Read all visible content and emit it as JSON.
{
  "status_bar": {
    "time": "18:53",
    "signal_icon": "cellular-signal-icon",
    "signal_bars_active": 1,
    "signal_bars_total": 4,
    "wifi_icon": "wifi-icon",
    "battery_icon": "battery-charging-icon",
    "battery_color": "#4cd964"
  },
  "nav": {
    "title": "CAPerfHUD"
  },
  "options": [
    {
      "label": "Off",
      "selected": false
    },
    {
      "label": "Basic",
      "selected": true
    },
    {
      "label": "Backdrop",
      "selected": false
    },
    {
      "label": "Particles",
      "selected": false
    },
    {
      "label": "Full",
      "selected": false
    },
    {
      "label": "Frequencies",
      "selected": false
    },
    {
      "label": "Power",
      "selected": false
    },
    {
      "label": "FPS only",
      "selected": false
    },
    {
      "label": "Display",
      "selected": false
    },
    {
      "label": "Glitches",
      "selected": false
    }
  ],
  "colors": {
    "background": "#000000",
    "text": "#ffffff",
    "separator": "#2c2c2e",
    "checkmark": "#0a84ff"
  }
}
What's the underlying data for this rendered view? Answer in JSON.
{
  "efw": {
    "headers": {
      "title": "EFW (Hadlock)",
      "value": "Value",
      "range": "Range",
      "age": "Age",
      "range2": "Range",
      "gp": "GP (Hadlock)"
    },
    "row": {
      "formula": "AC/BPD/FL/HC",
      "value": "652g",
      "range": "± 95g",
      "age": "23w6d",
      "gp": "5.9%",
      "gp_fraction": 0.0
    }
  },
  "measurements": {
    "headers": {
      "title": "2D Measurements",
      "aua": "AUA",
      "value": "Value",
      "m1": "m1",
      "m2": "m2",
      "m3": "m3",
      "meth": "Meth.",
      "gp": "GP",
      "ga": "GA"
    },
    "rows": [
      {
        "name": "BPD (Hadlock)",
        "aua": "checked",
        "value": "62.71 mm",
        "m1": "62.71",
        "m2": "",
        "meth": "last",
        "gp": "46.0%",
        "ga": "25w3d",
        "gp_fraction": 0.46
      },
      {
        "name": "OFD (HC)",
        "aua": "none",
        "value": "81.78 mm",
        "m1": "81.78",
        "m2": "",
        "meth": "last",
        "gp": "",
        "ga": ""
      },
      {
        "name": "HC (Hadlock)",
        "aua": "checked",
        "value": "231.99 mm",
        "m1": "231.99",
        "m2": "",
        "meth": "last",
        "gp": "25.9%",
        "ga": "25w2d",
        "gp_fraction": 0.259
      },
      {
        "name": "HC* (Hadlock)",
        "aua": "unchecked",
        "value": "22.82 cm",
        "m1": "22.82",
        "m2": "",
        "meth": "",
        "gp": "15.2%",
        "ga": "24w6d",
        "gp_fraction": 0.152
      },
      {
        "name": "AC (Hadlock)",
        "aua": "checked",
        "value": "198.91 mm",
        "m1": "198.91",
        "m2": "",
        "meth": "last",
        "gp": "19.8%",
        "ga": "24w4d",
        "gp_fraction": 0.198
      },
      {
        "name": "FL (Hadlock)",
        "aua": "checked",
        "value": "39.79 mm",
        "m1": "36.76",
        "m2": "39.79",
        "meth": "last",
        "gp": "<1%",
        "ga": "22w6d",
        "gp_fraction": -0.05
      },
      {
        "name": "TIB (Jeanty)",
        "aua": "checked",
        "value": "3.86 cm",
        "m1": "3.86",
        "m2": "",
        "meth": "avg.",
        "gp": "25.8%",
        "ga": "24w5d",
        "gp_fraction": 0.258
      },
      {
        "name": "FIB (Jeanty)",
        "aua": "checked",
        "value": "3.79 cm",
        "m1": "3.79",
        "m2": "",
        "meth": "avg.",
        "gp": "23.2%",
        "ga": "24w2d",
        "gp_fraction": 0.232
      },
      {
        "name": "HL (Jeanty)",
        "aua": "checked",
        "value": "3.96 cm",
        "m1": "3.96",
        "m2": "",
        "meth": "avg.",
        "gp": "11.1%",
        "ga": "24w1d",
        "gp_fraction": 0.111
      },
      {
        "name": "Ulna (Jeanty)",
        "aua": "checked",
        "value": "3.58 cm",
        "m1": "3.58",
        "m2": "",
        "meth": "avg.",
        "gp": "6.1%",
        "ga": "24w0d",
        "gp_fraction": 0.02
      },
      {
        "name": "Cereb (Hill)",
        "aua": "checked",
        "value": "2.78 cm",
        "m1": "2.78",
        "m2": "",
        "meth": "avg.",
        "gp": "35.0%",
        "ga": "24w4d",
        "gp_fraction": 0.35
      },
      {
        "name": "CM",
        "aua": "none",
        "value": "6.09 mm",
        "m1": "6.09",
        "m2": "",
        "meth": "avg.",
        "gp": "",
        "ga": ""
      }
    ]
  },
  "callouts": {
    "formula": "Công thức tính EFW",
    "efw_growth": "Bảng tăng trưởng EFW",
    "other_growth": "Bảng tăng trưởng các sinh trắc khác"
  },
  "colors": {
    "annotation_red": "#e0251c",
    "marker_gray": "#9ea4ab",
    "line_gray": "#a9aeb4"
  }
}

______________________________

TO BE DONE: Quote the material exactly, leaving nothing out.

SOLUTION:
Read all visible content and emit it as JSON.
{
  "status_bar": {
    "time": "18:53",
    "signal_icon": "cellular-signal-icon",
    "signal_bars_active": 1,
    "signal_bars_total": 4,
    "wifi_icon": "wifi-icon",
    "battery_icon": "battery-charging-icon",
    "battery_color": "#4cd964"
  },
  "nav": {
    "title": "CAPerfHUD"
  },
  "options": [
    {
      "label": "Off",
      "selected": false
    },
    {
      "label": "Basic",
      "selected": true
    },
    {
      "label": "Backdrop",
      "selected": false
    },
    {
      "label": "Particles",
      "selected": false
    },
    {
      "label": "Full",
      "selected": false
    },
    {
      "label": "Frequencies",
      "selected": false
    },
    {
      "label": "Power",
      "selected": false
    },
    {
      "label": "FPS only",
      "selected": false
    },
    {
      "label": "Display",
      "selected": false
    },
    {
      "label": "Glitches",
      "selected": false
    }
  ],
  "colors": {
    "background": "#000000",
    "text": "#ffffff",
    "separator": "#2c2c2e",
    "checkmark": "#0a84ff"
  }
}
What's the underlying data for this rendered view? Answer in JSON.
{
  "efw": {
    "headers": {
      "title": "EFW (Hadlock)",
      "value": "Value",
      "range": "Range",
      "age": "Age",
      "range2": "Range",
      "gp": "GP (Hadlock)"
    },
    "row": {
      "formula": "AC/BPD/FL/HC",
      "value": "652g",
      "range": "± 95g",
      "age": "23w6d",
      "gp": "5.9%",
      "gp_fraction": 0.0
    }
  },
  "measurements": {
    "headers": {
      "title": "2D Measurements",
      "aua": "AUA",
      "value": "Value",
      "m1": "m1",
      "m2": "m2",
      "m3": "m3",
      "meth": "Meth.",
      "gp": "GP",
      "ga": "GA"
    },
    "rows": [
      {
        "name": "BPD (Hadlock)",
        "aua": "checked",
        "value": "62.71 mm",
        "m1": "62.71",
        "m2": "",
        "meth": "last",
        "gp": "46.0%",
        "ga": "25w3d",
        "gp_fraction": 0.46
      },
      {
        "name": "OFD (HC)",
        "aua": "none",
        "value": "81.78 mm",
        "m1": "81.78",
        "m2": "",
        "meth": "last",
        "gp": "",
        "ga": ""
      },
      {
        "name": "HC (Hadlock)",
        "aua": "checked",
        "value": "231.99 mm",
        "m1": "231.99",
        "m2": "",
        "meth": "last",
        "gp": "25.9%",
        "ga": "25w2d",
        "gp_fraction": 0.259
      },
      {
        "name": "HC* (Hadlock)",
        "aua": "unchecked",
        "value": "22.82 cm",
        "m1": "22.82",
        "m2": "",
        "meth": "",
        "gp": "15.2%",
        "ga": "24w6d",
        "gp_fraction": 0.152
      },
      {
        "name": "AC (Hadlock)",
        "aua": "checked",
        "value": "198.91 mm",
        "m1": "198.91",
        "m2": "",
        "meth": "last",
        "gp": "19.8%",
        "ga": "24w4d",
        "gp_fraction": 0.198
      },
      {
        "name": "FL (Hadlock)",
        "aua": "checked",
        "value": "39.79 mm",
        "m1": "36.76",
        "m2": "39.79",
        "meth": "last",
        "gp": "<1%",
        "ga": "22w6d",
        "gp_fraction": -0.05
      },
      {
        "name": "TIB (Jeanty)",
        "aua": "checked",
        "value": "3.86 cm",
        "m1": "3.86",
        "m2": "",
        "meth": "avg.",
        "gp": "25.8%",
        "ga": "24w5d",
        "gp_fraction": 0.258
      },
      {
        "name": "FIB (Jeanty)",
        "aua": "checked",
        "value": "3.79 cm",
        "m1": "3.79",
        "m2": "",
        "meth": "avg.",
        "gp": "23.2%",
        "ga": "24w2d",
        "gp_fraction": 0.232
      },
      {
        "name": "HL (Jeanty)",
        "aua": "checked",
        "value": "3.96 cm",
        "m1": "3.96",
        "m2": "",
        "meth": "avg.",
        "gp": "11.1%",
        "ga": "24w1d",
        "gp_fraction": 0.111
      },
      {
        "name": "Ulna (Jeanty)",
        "aua": "checked",
        "value": "3.58 cm",
        "m1": "3.58",
        "m2": "",
        "meth": "avg.",
        "gp": "6.1%",
        "ga": "24w0d",
        "gp_fraction": 0.02
      },
      {
        "name": "Cereb (Hill)",
        "aua": "checked",
        "value": "2.78 cm",
        "m1": "2.78",
        "m2": "",
        "meth": "avg.",
        "gp": "35.0%",
        "ga": "24w4d",
        "gp_fraction": 0.35
      },
      {
        "name": "CM",
        "aua": "none",
        "value": "6.09 mm",
        "m1": "6.09",
        "m2": "",
        "meth": "avg.",
        "gp": "",
        "ga": ""
      }
    ]
  },
  "callouts": {
    "formula": "Công thức tính EFW",
    "efw_growth": "Bảng tăng trưởng EFW",
    "other_growth": "Bảng tăng trưởng các sinh trắc khác"
  },
  "colors": {
    "annotation_red": "#e0251c",
    "marker_gray": "#9ea4ab",
    "line_gray": "#a9aeb4"
  }
}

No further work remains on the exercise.